** Begin **

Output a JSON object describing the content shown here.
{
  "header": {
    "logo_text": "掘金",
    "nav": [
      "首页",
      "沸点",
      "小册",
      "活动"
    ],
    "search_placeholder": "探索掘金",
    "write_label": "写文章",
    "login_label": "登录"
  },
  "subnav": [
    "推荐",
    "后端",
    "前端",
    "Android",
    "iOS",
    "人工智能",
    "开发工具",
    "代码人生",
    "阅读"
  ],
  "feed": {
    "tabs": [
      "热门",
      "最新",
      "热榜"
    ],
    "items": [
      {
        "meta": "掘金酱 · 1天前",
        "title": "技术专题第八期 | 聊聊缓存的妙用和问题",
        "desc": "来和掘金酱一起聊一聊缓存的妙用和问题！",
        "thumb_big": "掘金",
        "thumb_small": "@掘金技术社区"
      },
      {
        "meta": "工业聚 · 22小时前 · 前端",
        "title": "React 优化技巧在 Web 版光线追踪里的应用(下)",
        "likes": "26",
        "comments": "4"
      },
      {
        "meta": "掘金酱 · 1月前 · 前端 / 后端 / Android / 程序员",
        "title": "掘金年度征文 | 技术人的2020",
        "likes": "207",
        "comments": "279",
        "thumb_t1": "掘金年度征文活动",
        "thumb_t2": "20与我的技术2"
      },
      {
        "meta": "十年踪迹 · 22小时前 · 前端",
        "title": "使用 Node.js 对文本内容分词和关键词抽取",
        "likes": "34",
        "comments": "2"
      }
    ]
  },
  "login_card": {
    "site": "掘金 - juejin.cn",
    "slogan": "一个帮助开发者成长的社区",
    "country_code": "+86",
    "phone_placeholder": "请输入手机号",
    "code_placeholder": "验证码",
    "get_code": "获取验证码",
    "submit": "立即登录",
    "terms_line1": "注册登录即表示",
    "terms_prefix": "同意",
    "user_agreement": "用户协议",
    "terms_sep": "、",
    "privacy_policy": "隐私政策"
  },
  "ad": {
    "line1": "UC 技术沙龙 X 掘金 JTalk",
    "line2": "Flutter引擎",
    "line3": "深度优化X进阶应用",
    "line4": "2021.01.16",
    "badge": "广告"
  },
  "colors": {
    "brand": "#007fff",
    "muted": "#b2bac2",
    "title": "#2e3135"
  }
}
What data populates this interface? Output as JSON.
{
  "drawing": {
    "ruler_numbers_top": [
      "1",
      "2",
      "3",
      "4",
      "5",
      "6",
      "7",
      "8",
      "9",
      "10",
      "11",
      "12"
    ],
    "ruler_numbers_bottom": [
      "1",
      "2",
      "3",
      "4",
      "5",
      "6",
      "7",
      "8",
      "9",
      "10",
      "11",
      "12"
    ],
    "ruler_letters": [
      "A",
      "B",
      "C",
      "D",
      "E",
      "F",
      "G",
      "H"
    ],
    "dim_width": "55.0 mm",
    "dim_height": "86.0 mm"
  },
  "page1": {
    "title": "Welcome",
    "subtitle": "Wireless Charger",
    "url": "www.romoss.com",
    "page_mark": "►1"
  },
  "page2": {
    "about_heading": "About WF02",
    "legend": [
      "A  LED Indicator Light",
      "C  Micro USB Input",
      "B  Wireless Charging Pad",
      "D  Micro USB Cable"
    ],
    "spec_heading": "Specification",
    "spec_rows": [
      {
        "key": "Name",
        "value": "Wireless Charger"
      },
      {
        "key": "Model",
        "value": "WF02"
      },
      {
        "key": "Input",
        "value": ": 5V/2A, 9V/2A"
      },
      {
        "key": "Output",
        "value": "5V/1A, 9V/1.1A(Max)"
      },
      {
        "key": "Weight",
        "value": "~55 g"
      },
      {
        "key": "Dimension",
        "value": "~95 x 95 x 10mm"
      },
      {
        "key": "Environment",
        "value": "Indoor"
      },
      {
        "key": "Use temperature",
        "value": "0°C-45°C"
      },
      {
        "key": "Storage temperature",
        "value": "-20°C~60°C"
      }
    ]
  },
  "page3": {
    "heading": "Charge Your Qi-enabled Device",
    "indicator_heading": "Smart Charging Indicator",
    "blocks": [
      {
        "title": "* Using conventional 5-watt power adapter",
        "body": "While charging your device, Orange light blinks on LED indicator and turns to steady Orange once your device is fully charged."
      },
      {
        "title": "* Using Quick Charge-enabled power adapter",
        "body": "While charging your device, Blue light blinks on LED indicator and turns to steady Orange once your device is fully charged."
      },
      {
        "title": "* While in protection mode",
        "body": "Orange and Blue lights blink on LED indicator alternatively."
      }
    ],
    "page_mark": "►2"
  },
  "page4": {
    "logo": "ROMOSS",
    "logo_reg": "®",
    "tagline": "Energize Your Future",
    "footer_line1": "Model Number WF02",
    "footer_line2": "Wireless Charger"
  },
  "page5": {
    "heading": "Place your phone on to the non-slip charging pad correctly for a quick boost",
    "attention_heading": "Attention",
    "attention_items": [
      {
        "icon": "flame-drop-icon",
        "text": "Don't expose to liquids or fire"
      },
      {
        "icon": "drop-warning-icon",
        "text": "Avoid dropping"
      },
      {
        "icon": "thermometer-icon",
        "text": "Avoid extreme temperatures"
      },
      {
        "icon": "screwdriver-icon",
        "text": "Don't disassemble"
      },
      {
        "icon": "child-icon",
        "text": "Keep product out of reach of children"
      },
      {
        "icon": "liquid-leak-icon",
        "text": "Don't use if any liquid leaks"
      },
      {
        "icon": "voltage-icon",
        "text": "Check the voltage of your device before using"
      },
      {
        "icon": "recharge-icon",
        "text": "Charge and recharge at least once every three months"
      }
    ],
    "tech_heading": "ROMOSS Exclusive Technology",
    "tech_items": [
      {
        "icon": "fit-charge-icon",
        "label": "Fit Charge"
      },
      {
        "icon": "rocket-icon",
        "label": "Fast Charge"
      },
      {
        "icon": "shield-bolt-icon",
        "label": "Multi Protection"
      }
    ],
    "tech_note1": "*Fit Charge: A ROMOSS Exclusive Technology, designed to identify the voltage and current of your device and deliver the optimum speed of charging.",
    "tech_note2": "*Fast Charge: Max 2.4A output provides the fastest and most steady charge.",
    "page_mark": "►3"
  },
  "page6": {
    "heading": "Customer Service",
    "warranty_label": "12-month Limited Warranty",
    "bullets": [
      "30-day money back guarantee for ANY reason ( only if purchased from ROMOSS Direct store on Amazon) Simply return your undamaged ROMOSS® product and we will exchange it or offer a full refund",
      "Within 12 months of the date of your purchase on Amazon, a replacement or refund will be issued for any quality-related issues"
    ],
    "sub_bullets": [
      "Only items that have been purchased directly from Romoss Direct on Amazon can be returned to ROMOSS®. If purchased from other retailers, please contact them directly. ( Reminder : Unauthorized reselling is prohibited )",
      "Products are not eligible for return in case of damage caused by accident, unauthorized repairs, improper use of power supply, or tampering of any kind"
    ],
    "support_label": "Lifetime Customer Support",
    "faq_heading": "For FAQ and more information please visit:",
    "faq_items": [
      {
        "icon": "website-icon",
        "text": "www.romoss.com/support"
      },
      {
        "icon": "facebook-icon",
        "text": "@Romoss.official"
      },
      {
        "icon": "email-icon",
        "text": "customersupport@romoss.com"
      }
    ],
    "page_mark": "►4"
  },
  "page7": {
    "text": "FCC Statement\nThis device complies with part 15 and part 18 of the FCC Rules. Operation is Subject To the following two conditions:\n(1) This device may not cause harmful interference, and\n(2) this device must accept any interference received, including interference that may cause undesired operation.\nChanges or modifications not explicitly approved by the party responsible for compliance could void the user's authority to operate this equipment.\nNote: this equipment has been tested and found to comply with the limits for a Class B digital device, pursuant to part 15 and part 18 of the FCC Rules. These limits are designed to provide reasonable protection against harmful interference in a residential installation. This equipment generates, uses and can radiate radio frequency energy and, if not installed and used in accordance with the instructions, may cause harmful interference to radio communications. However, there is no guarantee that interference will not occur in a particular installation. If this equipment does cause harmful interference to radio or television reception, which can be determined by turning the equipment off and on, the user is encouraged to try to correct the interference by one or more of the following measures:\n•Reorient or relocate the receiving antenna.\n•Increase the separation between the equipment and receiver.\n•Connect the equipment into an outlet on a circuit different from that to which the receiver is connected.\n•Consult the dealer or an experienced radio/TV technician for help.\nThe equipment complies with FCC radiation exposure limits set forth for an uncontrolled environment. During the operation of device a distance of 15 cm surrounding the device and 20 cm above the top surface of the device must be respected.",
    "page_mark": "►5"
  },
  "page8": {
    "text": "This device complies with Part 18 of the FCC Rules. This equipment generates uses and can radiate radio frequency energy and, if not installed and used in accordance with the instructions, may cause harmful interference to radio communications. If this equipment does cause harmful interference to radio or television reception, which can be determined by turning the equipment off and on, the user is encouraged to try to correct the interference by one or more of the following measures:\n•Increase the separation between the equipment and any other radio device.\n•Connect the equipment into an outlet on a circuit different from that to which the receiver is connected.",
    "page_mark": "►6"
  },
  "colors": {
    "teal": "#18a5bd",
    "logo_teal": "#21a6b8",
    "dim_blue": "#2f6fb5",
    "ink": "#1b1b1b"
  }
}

** End **

* WHAT IS NEEDED:
Scan the material and collect every line that contains "purchased".

* TASK SOLUTION:
      "30-day money back guarantee for ANY reason ( only if purchased from ROMOSS Direct store on Amazon) Simply return your undamaged ROMOSS® product and we will exchange it or offer a full refund",
      "Only items that have been purchased directly from Romoss Direct on Amazon can be returned to ROMOSS®. If purchased from other retailers, please contact them directly. ( Reminder : Unauthorized reselling is prohibited )",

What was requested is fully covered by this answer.